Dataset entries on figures
============================================================

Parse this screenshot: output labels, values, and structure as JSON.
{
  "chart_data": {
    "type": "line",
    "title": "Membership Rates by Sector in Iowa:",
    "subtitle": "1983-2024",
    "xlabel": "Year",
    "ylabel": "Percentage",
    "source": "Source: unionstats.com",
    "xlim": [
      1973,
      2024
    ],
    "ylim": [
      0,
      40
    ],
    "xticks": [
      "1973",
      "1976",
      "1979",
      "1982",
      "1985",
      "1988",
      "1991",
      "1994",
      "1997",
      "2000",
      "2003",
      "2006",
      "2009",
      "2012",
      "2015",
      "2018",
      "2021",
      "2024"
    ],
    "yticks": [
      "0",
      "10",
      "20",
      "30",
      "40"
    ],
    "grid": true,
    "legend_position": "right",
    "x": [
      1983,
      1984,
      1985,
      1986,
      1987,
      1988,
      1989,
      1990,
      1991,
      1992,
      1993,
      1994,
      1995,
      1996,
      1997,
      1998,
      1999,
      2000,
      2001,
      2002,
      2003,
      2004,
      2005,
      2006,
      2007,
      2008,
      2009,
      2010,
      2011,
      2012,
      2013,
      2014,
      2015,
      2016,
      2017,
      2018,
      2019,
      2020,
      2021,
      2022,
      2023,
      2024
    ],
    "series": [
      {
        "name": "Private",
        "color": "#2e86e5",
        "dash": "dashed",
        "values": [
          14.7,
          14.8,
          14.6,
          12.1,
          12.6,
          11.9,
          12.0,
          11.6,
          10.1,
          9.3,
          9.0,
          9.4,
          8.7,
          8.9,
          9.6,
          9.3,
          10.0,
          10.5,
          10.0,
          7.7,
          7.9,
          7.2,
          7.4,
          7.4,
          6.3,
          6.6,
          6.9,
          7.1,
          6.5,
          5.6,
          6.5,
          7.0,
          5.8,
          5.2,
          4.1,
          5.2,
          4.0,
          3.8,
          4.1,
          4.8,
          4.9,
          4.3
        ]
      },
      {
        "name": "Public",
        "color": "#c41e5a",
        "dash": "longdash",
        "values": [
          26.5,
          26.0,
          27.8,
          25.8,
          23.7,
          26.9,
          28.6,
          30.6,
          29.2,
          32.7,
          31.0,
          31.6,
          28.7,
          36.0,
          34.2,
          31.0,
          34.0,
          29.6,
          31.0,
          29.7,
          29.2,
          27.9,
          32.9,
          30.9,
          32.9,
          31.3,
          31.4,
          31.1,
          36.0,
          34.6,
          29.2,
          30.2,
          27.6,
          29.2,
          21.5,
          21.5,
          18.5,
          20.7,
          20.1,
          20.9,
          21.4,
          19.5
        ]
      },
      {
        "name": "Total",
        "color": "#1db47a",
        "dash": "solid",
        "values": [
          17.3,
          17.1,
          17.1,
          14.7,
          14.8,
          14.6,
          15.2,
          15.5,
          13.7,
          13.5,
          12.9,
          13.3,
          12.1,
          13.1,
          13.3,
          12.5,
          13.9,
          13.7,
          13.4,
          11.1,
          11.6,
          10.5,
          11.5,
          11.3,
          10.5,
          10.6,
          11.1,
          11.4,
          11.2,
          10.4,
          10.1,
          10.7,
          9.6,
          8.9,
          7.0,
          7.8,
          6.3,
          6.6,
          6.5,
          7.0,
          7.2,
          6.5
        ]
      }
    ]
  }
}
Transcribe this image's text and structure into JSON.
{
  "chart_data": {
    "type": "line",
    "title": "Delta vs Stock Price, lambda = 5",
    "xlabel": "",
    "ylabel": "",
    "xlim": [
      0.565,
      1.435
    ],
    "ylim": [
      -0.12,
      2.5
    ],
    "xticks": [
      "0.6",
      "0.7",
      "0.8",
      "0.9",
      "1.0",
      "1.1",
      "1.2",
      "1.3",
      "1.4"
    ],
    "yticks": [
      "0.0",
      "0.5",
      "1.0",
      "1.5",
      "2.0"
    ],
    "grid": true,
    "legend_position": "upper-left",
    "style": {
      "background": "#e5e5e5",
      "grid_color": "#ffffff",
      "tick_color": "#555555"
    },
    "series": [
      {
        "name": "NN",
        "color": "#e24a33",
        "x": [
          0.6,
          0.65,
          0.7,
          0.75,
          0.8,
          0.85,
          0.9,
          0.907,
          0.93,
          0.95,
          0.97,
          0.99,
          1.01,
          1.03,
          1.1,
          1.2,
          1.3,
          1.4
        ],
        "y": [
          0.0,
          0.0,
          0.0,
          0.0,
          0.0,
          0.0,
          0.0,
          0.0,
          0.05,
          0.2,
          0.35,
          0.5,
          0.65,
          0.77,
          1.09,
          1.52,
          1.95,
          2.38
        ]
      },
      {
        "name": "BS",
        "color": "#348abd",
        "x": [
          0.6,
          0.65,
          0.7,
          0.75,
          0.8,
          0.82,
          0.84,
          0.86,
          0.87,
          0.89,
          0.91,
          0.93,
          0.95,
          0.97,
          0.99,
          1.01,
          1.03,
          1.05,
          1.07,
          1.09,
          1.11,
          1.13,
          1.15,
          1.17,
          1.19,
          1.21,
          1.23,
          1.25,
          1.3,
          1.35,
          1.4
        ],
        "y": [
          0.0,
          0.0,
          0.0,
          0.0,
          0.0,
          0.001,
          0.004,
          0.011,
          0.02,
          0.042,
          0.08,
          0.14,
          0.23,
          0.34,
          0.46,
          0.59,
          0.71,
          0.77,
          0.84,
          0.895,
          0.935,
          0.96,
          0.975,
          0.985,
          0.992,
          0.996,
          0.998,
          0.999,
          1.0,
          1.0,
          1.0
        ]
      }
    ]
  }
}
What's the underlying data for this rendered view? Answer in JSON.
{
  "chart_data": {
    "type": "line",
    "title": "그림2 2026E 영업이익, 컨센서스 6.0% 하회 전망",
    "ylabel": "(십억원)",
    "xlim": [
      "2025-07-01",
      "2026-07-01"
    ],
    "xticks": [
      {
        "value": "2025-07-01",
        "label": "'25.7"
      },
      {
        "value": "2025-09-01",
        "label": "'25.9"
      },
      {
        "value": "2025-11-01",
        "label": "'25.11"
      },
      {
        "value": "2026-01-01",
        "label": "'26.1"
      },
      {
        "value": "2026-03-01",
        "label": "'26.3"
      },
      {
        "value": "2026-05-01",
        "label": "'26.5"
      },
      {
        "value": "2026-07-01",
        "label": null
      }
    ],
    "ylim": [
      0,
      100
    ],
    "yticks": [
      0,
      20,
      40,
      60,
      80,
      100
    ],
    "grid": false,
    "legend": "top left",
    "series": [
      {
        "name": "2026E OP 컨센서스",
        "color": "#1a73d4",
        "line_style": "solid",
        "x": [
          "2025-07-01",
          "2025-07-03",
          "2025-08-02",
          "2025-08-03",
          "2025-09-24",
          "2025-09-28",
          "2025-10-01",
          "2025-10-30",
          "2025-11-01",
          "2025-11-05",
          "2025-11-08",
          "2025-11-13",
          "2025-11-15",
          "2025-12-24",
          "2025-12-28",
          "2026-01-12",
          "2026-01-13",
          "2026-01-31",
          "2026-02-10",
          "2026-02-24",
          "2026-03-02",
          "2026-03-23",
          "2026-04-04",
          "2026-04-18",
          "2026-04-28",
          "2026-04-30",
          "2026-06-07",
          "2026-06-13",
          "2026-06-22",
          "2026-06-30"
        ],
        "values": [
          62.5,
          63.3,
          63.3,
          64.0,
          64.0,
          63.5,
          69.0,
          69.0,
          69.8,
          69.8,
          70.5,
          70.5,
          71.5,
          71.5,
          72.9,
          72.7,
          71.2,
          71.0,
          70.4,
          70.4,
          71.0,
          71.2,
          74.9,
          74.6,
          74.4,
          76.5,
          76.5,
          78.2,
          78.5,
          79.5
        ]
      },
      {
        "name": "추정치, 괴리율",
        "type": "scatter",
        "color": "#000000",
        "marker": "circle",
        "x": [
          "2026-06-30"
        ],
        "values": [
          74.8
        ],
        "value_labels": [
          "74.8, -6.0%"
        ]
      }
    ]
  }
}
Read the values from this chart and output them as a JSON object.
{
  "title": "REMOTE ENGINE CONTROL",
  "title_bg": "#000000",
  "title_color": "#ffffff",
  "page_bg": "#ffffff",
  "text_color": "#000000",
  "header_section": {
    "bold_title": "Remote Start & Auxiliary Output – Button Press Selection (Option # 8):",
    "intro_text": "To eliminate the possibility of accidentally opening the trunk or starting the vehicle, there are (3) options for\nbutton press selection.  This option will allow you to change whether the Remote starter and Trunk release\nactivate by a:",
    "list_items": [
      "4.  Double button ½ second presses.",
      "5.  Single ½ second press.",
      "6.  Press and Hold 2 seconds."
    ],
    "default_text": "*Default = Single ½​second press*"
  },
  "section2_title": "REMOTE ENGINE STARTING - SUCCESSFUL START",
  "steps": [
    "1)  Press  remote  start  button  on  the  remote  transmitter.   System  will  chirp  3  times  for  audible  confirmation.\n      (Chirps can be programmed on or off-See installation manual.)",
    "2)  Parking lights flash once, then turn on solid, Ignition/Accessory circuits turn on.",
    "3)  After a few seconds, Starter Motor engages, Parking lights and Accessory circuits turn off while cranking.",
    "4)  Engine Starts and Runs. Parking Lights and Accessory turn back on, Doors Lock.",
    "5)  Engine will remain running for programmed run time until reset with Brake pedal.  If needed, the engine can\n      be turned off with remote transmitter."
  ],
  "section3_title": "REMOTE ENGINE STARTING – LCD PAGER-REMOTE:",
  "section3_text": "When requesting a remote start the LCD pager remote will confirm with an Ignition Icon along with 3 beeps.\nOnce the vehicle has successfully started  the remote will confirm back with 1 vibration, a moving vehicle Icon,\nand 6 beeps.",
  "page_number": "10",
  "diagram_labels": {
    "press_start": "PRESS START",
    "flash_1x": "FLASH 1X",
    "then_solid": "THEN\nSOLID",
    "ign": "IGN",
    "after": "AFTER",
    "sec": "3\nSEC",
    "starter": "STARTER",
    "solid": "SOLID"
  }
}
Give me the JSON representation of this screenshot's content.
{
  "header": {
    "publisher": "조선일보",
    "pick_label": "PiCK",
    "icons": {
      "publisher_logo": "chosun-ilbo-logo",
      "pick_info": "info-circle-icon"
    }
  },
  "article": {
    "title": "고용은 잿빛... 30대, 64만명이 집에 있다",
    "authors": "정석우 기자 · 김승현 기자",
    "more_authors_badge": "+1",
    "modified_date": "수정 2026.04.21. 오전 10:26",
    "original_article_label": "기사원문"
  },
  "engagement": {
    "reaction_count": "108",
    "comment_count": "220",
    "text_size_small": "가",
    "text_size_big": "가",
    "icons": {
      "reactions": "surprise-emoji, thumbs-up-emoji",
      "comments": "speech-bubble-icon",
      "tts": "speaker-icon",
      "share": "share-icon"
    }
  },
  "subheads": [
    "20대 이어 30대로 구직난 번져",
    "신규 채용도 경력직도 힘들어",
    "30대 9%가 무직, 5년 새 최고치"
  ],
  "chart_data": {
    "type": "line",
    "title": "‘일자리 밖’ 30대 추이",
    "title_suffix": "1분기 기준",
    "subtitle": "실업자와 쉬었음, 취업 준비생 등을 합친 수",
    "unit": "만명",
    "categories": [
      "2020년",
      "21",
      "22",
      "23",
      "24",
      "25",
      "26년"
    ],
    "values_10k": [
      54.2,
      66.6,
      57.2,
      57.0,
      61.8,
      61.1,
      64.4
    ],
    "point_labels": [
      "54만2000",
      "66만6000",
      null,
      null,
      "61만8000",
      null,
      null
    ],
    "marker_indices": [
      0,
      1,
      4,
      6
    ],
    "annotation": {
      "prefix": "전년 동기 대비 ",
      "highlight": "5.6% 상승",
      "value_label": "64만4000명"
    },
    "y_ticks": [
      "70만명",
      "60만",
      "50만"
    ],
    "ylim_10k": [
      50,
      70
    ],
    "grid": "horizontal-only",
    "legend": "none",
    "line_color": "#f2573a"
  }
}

============================================================

Filter the data for the string "JSON" and copy every line that has it.

Parse this screenshot: output labels, values, and structure as JSON.
Transcribe this image's text and structure into JSON.
What's the underlying data for this rendered view? Answer in JSON.
Read the values from this chart and output them as a JSON object.
Give me the JSON representation of this screenshot's content.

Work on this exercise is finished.